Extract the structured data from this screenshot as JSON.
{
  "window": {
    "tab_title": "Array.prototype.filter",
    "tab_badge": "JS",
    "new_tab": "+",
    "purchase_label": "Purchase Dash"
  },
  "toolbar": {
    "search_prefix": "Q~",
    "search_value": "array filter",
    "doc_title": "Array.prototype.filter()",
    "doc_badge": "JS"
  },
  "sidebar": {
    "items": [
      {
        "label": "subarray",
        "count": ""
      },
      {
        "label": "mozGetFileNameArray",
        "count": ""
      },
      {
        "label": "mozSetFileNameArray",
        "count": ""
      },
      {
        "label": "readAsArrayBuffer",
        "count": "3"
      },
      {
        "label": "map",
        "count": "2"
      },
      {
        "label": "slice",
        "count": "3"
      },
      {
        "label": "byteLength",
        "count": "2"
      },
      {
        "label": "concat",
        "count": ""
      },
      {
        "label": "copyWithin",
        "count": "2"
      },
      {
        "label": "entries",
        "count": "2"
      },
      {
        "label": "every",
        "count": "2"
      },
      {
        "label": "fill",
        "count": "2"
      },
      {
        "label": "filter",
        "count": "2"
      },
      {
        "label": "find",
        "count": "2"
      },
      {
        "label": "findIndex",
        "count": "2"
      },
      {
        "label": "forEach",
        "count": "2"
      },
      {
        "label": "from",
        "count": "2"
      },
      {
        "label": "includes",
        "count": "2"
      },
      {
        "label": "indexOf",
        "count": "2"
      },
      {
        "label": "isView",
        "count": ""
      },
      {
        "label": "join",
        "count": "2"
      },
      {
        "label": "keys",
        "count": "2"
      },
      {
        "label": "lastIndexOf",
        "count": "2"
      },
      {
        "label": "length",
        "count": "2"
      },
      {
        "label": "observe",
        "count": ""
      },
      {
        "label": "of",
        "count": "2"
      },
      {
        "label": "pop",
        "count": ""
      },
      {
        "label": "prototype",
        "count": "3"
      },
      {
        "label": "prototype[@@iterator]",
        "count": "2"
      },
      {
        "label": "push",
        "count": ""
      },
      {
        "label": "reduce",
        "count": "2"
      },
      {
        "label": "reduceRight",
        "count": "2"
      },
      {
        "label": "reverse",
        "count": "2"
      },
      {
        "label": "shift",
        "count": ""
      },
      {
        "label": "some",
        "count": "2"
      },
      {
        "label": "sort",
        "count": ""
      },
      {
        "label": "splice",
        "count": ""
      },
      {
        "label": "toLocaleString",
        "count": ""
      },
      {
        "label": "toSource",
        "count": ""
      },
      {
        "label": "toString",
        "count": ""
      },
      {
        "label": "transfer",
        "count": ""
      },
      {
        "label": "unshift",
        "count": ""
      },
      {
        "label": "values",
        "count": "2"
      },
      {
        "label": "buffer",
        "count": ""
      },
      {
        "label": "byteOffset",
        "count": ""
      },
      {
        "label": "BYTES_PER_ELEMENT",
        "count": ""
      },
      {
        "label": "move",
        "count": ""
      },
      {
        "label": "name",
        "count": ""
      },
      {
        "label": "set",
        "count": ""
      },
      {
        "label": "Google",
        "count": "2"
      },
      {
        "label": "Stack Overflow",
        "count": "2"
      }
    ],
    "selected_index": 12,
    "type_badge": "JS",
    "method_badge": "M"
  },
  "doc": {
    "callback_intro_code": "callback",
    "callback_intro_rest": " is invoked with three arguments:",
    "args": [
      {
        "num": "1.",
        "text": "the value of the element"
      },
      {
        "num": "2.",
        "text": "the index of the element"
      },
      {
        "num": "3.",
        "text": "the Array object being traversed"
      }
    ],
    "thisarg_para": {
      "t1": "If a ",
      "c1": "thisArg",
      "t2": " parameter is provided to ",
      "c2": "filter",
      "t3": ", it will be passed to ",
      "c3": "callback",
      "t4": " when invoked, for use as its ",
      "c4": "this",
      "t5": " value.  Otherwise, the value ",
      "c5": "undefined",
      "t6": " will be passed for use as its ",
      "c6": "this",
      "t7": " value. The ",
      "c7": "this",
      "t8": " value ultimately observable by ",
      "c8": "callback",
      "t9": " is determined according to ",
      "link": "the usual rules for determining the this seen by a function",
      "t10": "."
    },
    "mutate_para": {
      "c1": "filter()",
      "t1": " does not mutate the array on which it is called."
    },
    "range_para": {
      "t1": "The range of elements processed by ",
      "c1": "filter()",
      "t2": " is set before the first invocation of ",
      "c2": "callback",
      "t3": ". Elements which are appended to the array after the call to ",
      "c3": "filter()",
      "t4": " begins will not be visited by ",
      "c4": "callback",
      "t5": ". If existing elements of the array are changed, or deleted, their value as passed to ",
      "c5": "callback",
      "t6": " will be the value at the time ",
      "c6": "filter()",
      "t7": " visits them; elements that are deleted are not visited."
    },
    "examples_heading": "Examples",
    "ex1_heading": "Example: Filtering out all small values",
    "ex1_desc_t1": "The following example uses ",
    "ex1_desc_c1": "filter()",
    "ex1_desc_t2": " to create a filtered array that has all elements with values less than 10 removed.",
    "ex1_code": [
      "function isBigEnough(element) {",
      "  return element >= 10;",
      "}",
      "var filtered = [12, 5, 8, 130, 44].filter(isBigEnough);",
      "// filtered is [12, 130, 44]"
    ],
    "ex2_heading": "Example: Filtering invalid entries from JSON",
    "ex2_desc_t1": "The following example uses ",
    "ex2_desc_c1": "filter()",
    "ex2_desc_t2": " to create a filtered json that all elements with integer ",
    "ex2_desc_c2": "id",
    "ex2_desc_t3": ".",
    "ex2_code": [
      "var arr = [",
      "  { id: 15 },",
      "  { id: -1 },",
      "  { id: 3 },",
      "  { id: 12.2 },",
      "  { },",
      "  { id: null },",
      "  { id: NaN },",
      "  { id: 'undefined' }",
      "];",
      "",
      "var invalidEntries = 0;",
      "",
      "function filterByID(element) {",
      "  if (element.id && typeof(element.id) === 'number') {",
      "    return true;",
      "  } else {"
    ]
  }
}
☆ ☆ ☆
▶ _Exercise_
Transcribe the material above in its entirety. Match it exactly.

▶ _Answer to this problem_
Extract the structured data from this screenshot as JSON.
{
  "window": {
    "tab_title": "Array.prototype.filter",
    "tab_badge": "JS",
    "new_tab": "+",
    "purchase_label": "Purchase Dash"
  },
  "toolbar": {
    "search_prefix": "Q~",
    "search_value": "array filter",
    "doc_title": "Array.prototype.filter()",
    "doc_badge": "JS"
  },
  "sidebar": {
    "items": [
      {
        "label": "subarray",
        "count": ""
      },
      {
        "label": "mozGetFileNameArray",
        "count": ""
      },
      {
        "label": "mozSetFileNameArray",
        "count": ""
      },
      {
        "label": "readAsArrayBuffer",
        "count": "3"
      },
      {
        "label": "map",
        "count": "2"
      },
      {
        "label": "slice",
        "count": "3"
      },
      {
        "label": "byteLength",
        "count": "2"
      },
      {
        "label": "concat",
        "count": ""
      },
      {
        "label": "copyWithin",
        "count": "2"
      },
      {
        "label": "entries",
        "count": "2"
      },
      {
        "label": "every",
        "count": "2"
      },
      {
        "label": "fill",
        "count": "2"
      },
      {
        "label": "filter",
        "count": "2"
      },
      {
        "label": "find",
        "count": "2"
      },
      {
        "label": "findIndex",
        "count": "2"
      },
      {
        "label": "forEach",
        "count": "2"
      },
      {
        "label": "from",
        "count": "2"
      },
      {
        "label": "includes",
        "count": "2"
      },
      {
        "label": "indexOf",
        "count": "2"
      },
      {
        "label": "isView",
        "count": ""
      },
      {
        "label": "join",
        "count": "2"
      },
      {
        "label": "keys",
        "count": "2"
      },
      {
        "label": "lastIndexOf",
        "count": "2"
      },
      {
        "label": "length",
        "count": "2"
      },
      {
        "label": "observe",
        "count": ""
      },
      {
        "label": "of",
        "count": "2"
      },
      {
        "label": "pop",
        "count": ""
      },
      {
        "label": "prototype",
        "count": "3"
      },
      {
        "label": "prototype[@@iterator]",
        "count": "2"
      },
      {
        "label": "push",
        "count": ""
      },
      {
        "label": "reduce",
        "count": "2"
      },
      {
        "label": "reduceRight",
        "count": "2"
      },
      {
        "label": "reverse",
        "count": "2"
      },
      {
        "label": "shift",
        "count": ""
      },
      {
        "label": "some",
        "count": "2"
      },
      {
        "label": "sort",
        "count": ""
      },
      {
        "label": "splice",
        "count": ""
      },
      {
        "label": "toLocaleString",
        "count": ""
      },
      {
        "label": "toSource",
        "count": ""
      },
      {
        "label": "toString",
        "count": ""
      },
      {
        "label": "transfer",
        "count": ""
      },
      {
        "label": "unshift",
        "count": ""
      },
      {
        "label": "values",
        "count": "2"
      },
      {
        "label": "buffer",
        "count": ""
      },
      {
        "label": "byteOffset",
        "count": ""
      },
      {
        "label": "BYTES_PER_ELEMENT",
        "count": ""
      },
      {
        "label": "move",
        "count": ""
      },
      {
        "label": "name",
        "count": ""
      },
      {
        "label": "set",
        "count": ""
      },
      {
        "label": "Google",
        "count": "2"
      },
      {
        "label": "Stack Overflow",
        "count": "2"
      }
    ],
    "selected_index": 12,
    "type_badge": "JS",
    "method_badge": "M"
  },
  "doc": {
    "callback_intro_code": "callback",
    "callback_intro_rest": " is invoked with three arguments:",
    "args": [
      {
        "num": "1.",
        "text": "the value of the element"
      },
      {
        "num": "2.",
        "text": "the index of the element"
      },
      {
        "num": "3.",
        "text": "the Array object being traversed"
      }
    ],
    "thisarg_para": {
      "t1": "If a ",
      "c1": "thisArg",
      "t2": " parameter is provided to ",
      "c2": "filter",
      "t3": ", it will be passed to ",
      "c3": "callback",
      "t4": " when invoked, for use as its ",
      "c4": "this",
      "t5": " value.  Otherwise, the value ",
      "c5": "undefined",
      "t6": " will be passed for use as its ",
      "c6": "this",
      "t7": " value. The ",
      "c7": "this",
      "t8": " value ultimately observable by ",
      "c8": "callback",
      "t9": " is determined according to ",
      "link": "the usual rules for determining the this seen by a function",
      "t10": "."
    },
    "mutate_para": {
      "c1": "filter()",
      "t1": " does not mutate the array on which it is called."
    },
    "range_para": {
      "t1": "The range of elements processed by ",
      "c1": "filter()",
      "t2": " is set before the first invocation of ",
      "c2": "callback",
      "t3": ". Elements which are appended to the array after the call to ",
      "c3": "filter()",
      "t4": " begins will not be visited by ",
      "c4": "callback",
      "t5": ". If existing elements of the array are changed, or deleted, their value as passed to ",
      "c5": "callback",
      "t6": " will be the value at the time ",
      "c6": "filter()",
      "t7": " visits them; elements that are deleted are not visited."
    },
    "examples_heading": "Examples",
    "ex1_heading": "Example: Filtering out all small values",
    "ex1_desc_t1": "The following example uses ",
    "ex1_desc_c1": "filter()",
    "ex1_desc_t2": " to create a filtered array that has all elements with values less than 10 removed.",
    "ex1_code": [
      "function isBigEnough(element) {",
      "  return element >= 10;",
      "}",
      "var filtered = [12, 5, 8, 130, 44].filter(isBigEnough);",
      "// filtered is [12, 130, 44]"
    ],
    "ex2_heading": "Example: Filtering invalid entries from JSON",
    "ex2_desc_t1": "The following example uses ",
    "ex2_desc_c1": "filter()",
    "ex2_desc_t2": " to create a filtered json that all elements with integer ",
    "ex2_desc_c2": "id",
    "ex2_desc_t3": ".",
    "ex2_code": [
      "var arr = [",
      "  { id: 15 },",
      "  { id: -1 },",
      "  { id: 3 },",
      "  { id: 12.2 },",
      "  { },",
      "  { id: null },",
      "  { id: NaN },",
      "  { id: 'undefined' }",
      "];",
      "",
      "var invalidEntries = 0;",
      "",
      "function filterByID(element) {",
      "  if (element.id && typeof(element.id) === 'number') {",
      "    return true;",
      "  } else {"
    ]
  }
}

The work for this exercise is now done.